■ Data lines:
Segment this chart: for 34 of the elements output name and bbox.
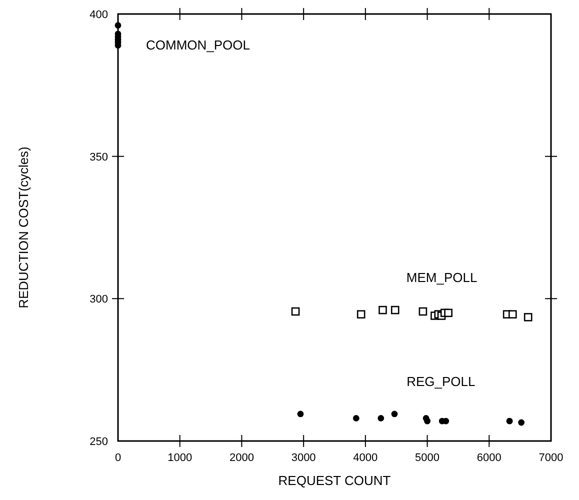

* * *

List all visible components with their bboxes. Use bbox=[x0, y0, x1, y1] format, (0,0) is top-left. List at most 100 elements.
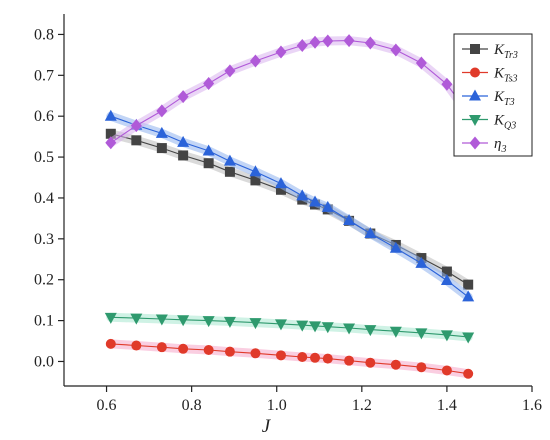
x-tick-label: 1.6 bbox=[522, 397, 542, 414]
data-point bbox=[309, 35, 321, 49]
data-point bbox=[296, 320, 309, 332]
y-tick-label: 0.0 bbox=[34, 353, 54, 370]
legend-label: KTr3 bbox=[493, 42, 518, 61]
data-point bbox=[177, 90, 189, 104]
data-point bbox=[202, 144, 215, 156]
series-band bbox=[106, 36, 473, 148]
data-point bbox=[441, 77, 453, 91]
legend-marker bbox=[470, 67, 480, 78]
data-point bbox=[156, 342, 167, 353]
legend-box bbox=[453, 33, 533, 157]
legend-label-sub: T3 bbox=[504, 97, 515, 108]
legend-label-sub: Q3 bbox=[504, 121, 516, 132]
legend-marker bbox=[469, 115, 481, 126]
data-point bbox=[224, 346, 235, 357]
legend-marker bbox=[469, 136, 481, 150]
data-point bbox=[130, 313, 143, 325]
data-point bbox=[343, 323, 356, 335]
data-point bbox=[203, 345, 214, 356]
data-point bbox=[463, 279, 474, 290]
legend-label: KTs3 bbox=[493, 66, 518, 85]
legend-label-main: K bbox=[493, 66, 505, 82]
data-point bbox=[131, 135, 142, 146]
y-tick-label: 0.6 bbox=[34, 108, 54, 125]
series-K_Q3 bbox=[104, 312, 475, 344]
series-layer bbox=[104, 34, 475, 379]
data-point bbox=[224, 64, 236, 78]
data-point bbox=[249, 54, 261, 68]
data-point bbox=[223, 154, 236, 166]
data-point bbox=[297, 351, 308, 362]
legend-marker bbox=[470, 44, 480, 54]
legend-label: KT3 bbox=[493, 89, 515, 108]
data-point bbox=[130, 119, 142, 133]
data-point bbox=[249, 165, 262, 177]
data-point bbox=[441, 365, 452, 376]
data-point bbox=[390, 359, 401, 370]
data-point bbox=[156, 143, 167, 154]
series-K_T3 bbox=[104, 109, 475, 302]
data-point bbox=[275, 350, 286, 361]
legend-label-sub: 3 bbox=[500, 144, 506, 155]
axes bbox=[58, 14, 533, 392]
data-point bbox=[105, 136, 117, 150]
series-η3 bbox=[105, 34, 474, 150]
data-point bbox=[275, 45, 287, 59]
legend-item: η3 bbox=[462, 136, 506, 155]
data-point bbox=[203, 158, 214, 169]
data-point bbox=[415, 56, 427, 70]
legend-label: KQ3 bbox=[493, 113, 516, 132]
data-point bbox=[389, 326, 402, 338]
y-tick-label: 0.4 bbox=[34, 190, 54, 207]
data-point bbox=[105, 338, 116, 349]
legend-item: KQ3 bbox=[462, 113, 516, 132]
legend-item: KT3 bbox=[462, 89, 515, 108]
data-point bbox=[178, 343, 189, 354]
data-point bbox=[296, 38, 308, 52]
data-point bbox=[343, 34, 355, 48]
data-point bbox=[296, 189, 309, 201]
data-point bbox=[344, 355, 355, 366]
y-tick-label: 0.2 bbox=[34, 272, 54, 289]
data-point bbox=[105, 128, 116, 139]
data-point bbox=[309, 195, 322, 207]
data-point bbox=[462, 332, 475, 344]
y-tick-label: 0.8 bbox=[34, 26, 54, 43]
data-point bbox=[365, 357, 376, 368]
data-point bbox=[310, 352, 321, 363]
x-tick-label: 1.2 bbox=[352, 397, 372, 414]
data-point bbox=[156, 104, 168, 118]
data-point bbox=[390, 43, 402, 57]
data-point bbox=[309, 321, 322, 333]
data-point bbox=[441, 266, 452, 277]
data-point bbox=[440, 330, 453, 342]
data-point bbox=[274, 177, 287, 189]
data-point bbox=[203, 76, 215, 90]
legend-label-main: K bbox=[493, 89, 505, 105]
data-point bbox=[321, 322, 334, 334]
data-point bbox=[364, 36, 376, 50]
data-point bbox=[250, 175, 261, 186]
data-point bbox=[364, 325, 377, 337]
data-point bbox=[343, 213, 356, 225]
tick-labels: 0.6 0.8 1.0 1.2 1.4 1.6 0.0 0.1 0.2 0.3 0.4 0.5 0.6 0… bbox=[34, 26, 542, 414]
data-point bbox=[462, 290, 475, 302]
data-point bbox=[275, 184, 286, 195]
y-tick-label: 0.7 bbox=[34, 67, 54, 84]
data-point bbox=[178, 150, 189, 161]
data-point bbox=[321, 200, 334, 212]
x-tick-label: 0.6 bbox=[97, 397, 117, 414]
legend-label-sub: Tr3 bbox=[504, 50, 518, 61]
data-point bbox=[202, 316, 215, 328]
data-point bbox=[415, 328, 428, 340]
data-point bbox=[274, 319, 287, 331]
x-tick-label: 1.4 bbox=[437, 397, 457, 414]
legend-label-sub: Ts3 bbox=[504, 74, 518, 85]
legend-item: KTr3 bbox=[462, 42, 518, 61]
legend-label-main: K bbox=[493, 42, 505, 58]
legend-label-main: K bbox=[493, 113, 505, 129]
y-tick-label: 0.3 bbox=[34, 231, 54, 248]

■ Stated problem:
Please collect each row above that contains the string "marker" and copy those rows in full. Case counts.

■ Reply to the task:
legend-marker bbox=[470, 67, 480, 78]
legend-marker bbox=[469, 115, 481, 126]
legend-marker bbox=[469, 136, 481, 150]
legend-marker bbox=[470, 44, 480, 54]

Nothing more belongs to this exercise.